** Start INPUT DATA **

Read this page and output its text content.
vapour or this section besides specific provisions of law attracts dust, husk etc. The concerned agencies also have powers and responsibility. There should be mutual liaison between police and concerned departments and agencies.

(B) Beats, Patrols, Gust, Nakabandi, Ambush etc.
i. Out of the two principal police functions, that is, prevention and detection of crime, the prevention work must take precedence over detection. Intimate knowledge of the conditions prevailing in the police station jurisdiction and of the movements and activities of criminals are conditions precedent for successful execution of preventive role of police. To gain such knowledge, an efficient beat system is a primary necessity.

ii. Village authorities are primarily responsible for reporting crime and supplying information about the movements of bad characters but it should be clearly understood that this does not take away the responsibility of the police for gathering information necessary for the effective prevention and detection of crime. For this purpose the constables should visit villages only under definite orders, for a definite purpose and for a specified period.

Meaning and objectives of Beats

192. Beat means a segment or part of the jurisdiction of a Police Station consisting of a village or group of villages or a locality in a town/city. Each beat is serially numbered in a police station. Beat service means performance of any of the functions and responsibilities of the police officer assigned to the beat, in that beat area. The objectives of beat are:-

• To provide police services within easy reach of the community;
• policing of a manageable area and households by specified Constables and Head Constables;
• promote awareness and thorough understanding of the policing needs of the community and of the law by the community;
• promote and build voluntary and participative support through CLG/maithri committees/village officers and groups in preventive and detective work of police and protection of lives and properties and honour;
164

** End INPUT DATA **

YOUR TASK -> Pull out every line containing "this".

THE SOLUTION ->
Read this page and output its text content.
vapour or this section besides specific provisions of law attracts dust, husk etc. The concerned agencies also have powers and responsibility. There should be mutual liaison between police and concerned departments and agencies.
ii. Village authorities are primarily responsible for reporting crime and supplying information about the movements of bad characters but it should be clearly understood that this does not take away the responsibility of the police for gathering information necessary for the effective prevention and detection of crime. For this purpose the constables should visit villages only under definite orders, for a definite purpose and for a specified period.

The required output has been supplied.